Note each line where "length" appears, and copy it.

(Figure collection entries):
○ ○ ○

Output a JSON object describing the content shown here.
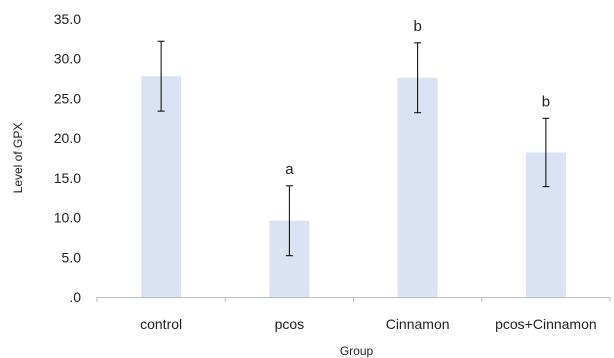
{
  "chart_data": {
    "type": "bar",
    "title": "",
    "xlabel": "Group",
    "ylabel": "Level of GPX",
    "categories": [
      "control",
      "pcos",
      "Cinnamon",
      "pcos+Cinnamon"
    ],
    "values": [
      27.8,
      9.6,
      27.6,
      18.2
    ],
    "error": [
      4.4,
      4.4,
      4.4,
      4.3
    ],
    "significance": [
      "",
      "a",
      "b",
      "b"
    ],
    "ylim": [
      0,
      35
    ],
    "yticks": [
      ".0",
      "5.0",
      "10.0",
      "15.0",
      "20.0",
      "25.0",
      "30.0",
      "35.0"
    ],
    "grid": false,
    "bar_color": "#dae3f3"
  }
}
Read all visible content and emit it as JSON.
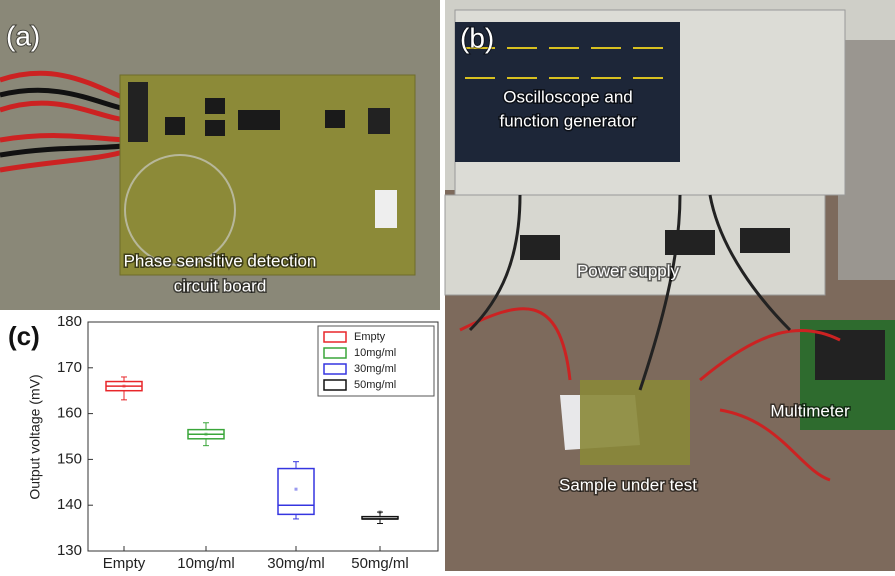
{
  "panels": {
    "a": {
      "label": "(a)",
      "caption": [
        "Phase sensitive detection",
        "circuit board"
      ]
    },
    "b": {
      "label": "(b)",
      "annotations": [
        "Oscilloscope and",
        "function generator",
        "Power supply",
        "Multimeter",
        "Sample under test"
      ]
    }
  },
  "chart_data": {
    "type": "box",
    "panel_label": "(c)",
    "y_label": "Output voltage (mV)",
    "categories": [
      "Empty",
      "10mg/ml",
      "30mg/ml",
      "50mg/ml"
    ],
    "ylim": [
      130,
      180
    ],
    "yticks": [
      130,
      140,
      150,
      160,
      170,
      180
    ],
    "series": [
      {
        "name": "Empty",
        "color": "#e8262a",
        "whisker_low": 163,
        "q1": 165,
        "median": 166,
        "q3": 167,
        "whisker_high": 168,
        "mean": 166
      },
      {
        "name": "10mg/ml",
        "color": "#3aa63a",
        "whisker_low": 153,
        "q1": 154.5,
        "median": 155.5,
        "q3": 156.5,
        "whisker_high": 158,
        "mean": 155.5
      },
      {
        "name": "30mg/ml",
        "color": "#3535e0",
        "whisker_low": 137,
        "q1": 138,
        "median": 140,
        "q3": 148,
        "whisker_high": 149.5,
        "mean": 143.5
      },
      {
        "name": "50mg/ml",
        "color": "#111111",
        "whisker_low": 136,
        "q1": 137,
        "median": 137,
        "q3": 137.5,
        "whisker_high": 138.5,
        "mean": 138.5
      }
    ],
    "legend": "upper right"
  }
}
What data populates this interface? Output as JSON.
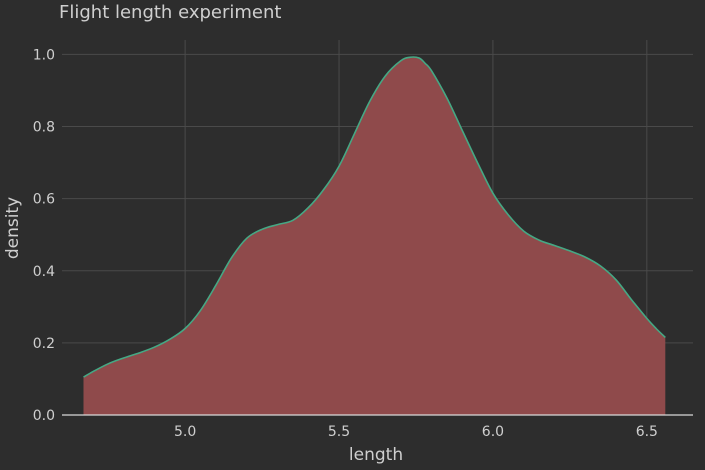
{
  "chart_data": {
    "type": "area",
    "title": "Flight length experiment",
    "xlabel": "length",
    "ylabel": "density",
    "xlim": [
      4.6,
      6.65
    ],
    "ylim": [
      0,
      1.04
    ],
    "xticks": [
      "5.0",
      "5.5",
      "6.0",
      "6.5"
    ],
    "yticks": [
      "0.0",
      "0.2",
      "0.4",
      "0.6",
      "0.8",
      "1.0"
    ],
    "grid": true,
    "series": [
      {
        "x": [
          4.67,
          4.7,
          4.75,
          4.8,
          4.85,
          4.9,
          4.95,
          5.0,
          5.05,
          5.1,
          5.15,
          5.2,
          5.25,
          5.3,
          5.35,
          5.4,
          5.45,
          5.5,
          5.55,
          5.6,
          5.65,
          5.7,
          5.73,
          5.76,
          5.78,
          5.8,
          5.85,
          5.9,
          5.95,
          6.0,
          6.05,
          6.1,
          6.15,
          6.2,
          6.25,
          6.3,
          6.35,
          6.4,
          6.45,
          6.5,
          6.53,
          6.56
        ],
        "values": [
          0.105,
          0.12,
          0.142,
          0.158,
          0.172,
          0.188,
          0.21,
          0.24,
          0.29,
          0.36,
          0.435,
          0.49,
          0.515,
          0.528,
          0.54,
          0.575,
          0.625,
          0.69,
          0.78,
          0.87,
          0.94,
          0.982,
          0.992,
          0.99,
          0.975,
          0.955,
          0.88,
          0.79,
          0.7,
          0.615,
          0.555,
          0.51,
          0.485,
          0.47,
          0.455,
          0.438,
          0.413,
          0.375,
          0.32,
          0.268,
          0.24,
          0.215
        ]
      }
    ],
    "colors": {
      "fill": "#8f4a4b",
      "line": "#45a884",
      "background": "#2d2d2d",
      "grid": "#4a4a4a"
    }
  }
}
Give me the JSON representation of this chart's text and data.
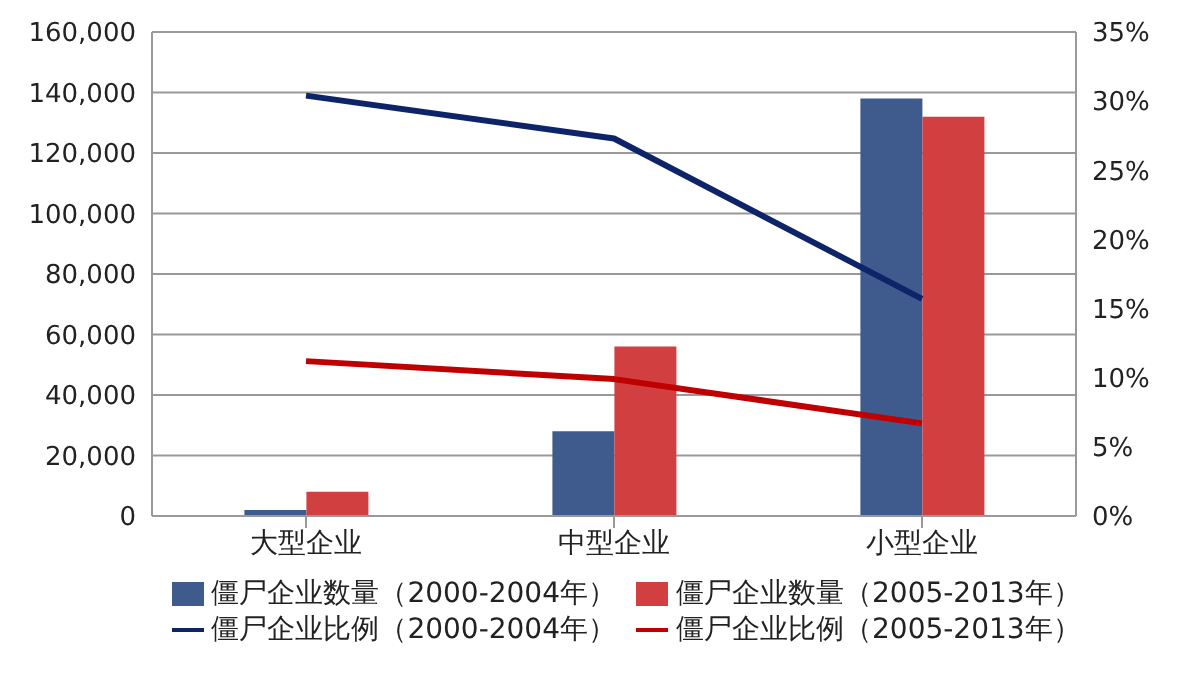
{
  "chart_data": {
    "type": "bar",
    "categories": [
      "大型企业",
      "中型企业",
      "小型企业"
    ],
    "series": [
      {
        "name": "僵尸企业数量（2000-2004年）",
        "color": "#3f5a8c",
        "values": [
          2000,
          28000,
          138000
        ]
      },
      {
        "name": "僵尸企业数量（2005-2013年）",
        "color": "#d13f41",
        "values": [
          8000,
          56000,
          132000
        ]
      },
      {
        "name": "僵尸企业比例（2000-2004年）",
        "type": "line",
        "axis": "y2",
        "color": "#0d2469",
        "values": [
          30.4,
          27.3,
          15.7
        ]
      },
      {
        "name": "僵尸企业比例（2005-2013年）",
        "type": "line",
        "axis": "y2",
        "color": "#c00000",
        "values": [
          11.2,
          9.9,
          6.7
        ]
      }
    ],
    "ylim": [
      0,
      160000
    ],
    "yticks": [
      0,
      {
        "value": 20000,
        "label": "20,000"
      },
      {
        "value": 40000,
        "label": "40,000"
      },
      {
        "value": 60000,
        "label": "60,000"
      },
      {
        "value": 80000,
        "label": "80,000"
      },
      {
        "value": 100000,
        "label": "100,000"
      },
      {
        "value": 120000,
        "label": "120,000"
      },
      {
        "value": 140000,
        "label": "140,000"
      },
      {
        "value": 160000,
        "label": "160,000"
      }
    ],
    "y2lim": [
      0,
      35
    ],
    "y2ticks": [
      {
        "value": 0,
        "label": "0%"
      },
      {
        "value": 5,
        "label": "5%"
      },
      {
        "value": 10,
        "label": "10%"
      },
      {
        "value": 15,
        "label": "15%"
      },
      {
        "value": 20,
        "label": "20%"
      },
      {
        "value": 25,
        "label": "25%"
      },
      {
        "value": 30,
        "label": "30%"
      },
      {
        "value": 35,
        "label": "35%"
      }
    ],
    "grid": "y",
    "legend": "bottom",
    "marker": "none"
  }
}
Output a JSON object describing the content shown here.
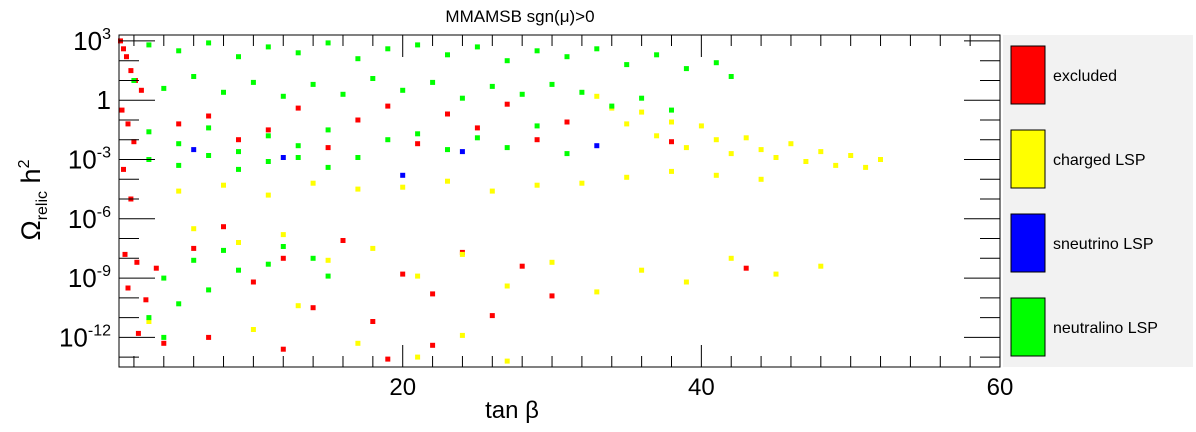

○ ○ ○

(RESPONSE):
    "title": "Flight length experiment",
    "xlabel": "length",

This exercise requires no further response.